- OBJECTIVE
Exactly reproduce the lines that follow.

- RECORD LIST
^^^^^^^^

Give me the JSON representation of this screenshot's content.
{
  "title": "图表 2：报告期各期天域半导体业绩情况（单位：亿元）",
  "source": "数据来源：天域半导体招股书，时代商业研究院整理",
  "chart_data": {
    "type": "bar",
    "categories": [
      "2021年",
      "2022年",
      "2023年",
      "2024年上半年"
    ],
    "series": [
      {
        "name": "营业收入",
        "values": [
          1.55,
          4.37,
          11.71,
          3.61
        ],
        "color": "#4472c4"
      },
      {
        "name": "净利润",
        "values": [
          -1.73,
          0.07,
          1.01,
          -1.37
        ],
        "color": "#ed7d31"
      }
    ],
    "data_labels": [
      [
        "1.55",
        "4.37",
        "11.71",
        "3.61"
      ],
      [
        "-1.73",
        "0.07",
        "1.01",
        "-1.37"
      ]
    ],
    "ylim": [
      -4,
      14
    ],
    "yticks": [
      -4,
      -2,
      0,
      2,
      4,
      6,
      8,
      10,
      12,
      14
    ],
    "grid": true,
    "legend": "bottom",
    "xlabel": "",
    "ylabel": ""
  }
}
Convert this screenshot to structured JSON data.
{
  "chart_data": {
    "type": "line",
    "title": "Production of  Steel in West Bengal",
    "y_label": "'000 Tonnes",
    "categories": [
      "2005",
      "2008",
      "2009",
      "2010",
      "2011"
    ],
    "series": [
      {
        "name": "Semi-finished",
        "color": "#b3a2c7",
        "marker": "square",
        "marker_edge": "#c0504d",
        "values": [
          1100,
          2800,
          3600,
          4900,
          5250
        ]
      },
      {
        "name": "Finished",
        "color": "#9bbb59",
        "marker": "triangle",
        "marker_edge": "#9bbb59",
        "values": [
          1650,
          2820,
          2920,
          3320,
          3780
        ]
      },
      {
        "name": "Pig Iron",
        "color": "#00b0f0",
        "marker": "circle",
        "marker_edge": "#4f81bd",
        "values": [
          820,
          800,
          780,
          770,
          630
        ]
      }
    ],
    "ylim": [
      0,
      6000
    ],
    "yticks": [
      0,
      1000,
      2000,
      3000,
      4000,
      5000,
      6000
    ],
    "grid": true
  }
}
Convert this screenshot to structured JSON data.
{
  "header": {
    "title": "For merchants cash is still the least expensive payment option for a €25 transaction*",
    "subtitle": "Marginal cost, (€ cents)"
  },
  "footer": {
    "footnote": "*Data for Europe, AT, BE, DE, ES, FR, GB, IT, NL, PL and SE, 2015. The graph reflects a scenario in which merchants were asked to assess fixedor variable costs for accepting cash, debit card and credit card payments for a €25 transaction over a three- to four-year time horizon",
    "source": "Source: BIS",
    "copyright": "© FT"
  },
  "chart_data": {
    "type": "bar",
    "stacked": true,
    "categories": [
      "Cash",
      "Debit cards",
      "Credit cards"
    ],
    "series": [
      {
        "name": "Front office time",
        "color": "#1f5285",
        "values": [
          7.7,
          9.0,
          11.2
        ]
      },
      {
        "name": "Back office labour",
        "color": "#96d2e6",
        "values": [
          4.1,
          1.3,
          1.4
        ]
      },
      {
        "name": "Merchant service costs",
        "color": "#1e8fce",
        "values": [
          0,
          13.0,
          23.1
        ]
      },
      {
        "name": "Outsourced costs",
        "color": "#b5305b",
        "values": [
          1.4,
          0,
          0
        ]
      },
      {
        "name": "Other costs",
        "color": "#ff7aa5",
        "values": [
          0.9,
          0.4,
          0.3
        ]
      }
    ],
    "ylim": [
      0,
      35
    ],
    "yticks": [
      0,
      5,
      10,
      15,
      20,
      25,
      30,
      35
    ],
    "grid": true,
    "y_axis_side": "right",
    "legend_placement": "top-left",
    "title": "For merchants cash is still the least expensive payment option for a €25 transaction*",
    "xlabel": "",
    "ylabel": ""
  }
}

^^^^^^^^

- TASK RESULT
Give me the JSON representation of this screenshot's content.
{
  "title": "图表 2：报告期各期天域半导体业绩情况（单位：亿元）",
  "source": "数据来源：天域半导体招股书，时代商业研究院整理",
  "chart_data": {
    "type": "bar",
    "categories": [
      "2021年",
      "2022年",
      "2023年",
      "2024年上半年"
    ],
    "series": [
      {
        "name": "营业收入",
        "values": [
          1.55,
          4.37,
          11.71,
          3.61
        ],
        "color": "#4472c4"
      },
      {
        "name": "净利润",
        "values": [
          -1.73,
          0.07,
          1.01,
          -1.37
        ],
        "color": "#ed7d31"
      }
    ],
    "data_labels": [
      [
        "1.55",
        "4.37",
        "11.71",
        "3.61"
      ],
      [
        "-1.73",
        "0.07",
        "1.01",
        "-1.37"
      ]
    ],
    "ylim": [
      -4,
      14
    ],
    "yticks": [
      -4,
      -2,
      0,
      2,
      4,
      6,
      8,
      10,
      12,
      14
    ],
    "grid": true,
    "legend": "bottom",
    "xlabel": "",
    "ylabel": ""
  }
}
Convert this screenshot to structured JSON data.
{
  "chart_data": {
    "type": "line",
    "title": "Production of  Steel in West Bengal",
    "y_label": "'000 Tonnes",
    "categories": [
      "2005",
      "2008",
      "2009",
      "2010",
      "2011"
    ],
    "series": [
      {
        "name": "Semi-finished",
        "color": "#b3a2c7",
        "marker": "square",
        "marker_edge": "#c0504d",
        "values": [
          1100,
          2800,
          3600,
          4900,
          5250
        ]
      },
      {
        "name": "Finished",
        "color": "#9bbb59",
        "marker": "triangle",
        "marker_edge": "#9bbb59",
        "values": [
          1650,
          2820,
          2920,
          3320,
          3780
        ]
      },
      {
        "name": "Pig Iron",
        "color": "#00b0f0",
        "marker": "circle",
        "marker_edge": "#4f81bd",
        "values": [
          820,
          800,
          780,
          770,
          630
        ]
      }
    ],
    "ylim": [
      0,
      6000
    ],
    "yticks": [
      0,
      1000,
      2000,
      3000,
      4000,
      5000,
      6000
    ],
    "grid": true
  }
}
Convert this screenshot to structured JSON data.
{
  "header": {
    "title": "For merchants cash is still the least expensive payment option for a €25 transaction*",
    "subtitle": "Marginal cost, (€ cents)"
  },
  "footer": {
    "footnote": "*Data for Europe, AT, BE, DE, ES, FR, GB, IT, NL, PL and SE, 2015. The graph reflects a scenario in which merchants were asked to assess fixedor variable costs for accepting cash, debit card and credit card payments for a €25 transaction over a three- to four-year time horizon",
    "source": "Source: BIS",
    "copyright": "© FT"
  },
  "chart_data": {
    "type": "bar",
    "stacked": true,
    "categories": [
      "Cash",
      "Debit cards",
      "Credit cards"
    ],
    "series": [
      {
        "name": "Front office time",
        "color": "#1f5285",
        "values": [
          7.7,
          9.0,
          11.2
        ]
      },
      {
        "name": "Back office labour",
        "color": "#96d2e6",
        "values": [
          4.1,
          1.3,
          1.4
        ]
      },
      {
        "name": "Merchant service costs",
        "color": "#1e8fce",
        "values": [
          0,
          13.0,
          23.1
        ]
      },
      {
        "name": "Outsourced costs",
        "color": "#b5305b",
        "values": [
          1.4,
          0,
          0
        ]
      },
      {
        "name": "Other costs",
        "color": "#ff7aa5",
        "values": [
          0.9,
          0.4,
          0.3
        ]
      }
    ],
    "ylim": [
      0,
      35
    ],
    "yticks": [
      0,
      5,
      10,
      15,
      20,
      25,
      30,
      35
    ],
    "grid": true,
    "y_axis_side": "right",
    "legend_placement": "top-left",
    "title": "For merchants cash is still the least expensive payment option for a €25 transaction*",
    "xlabel": "",
    "ylabel": ""
  }
}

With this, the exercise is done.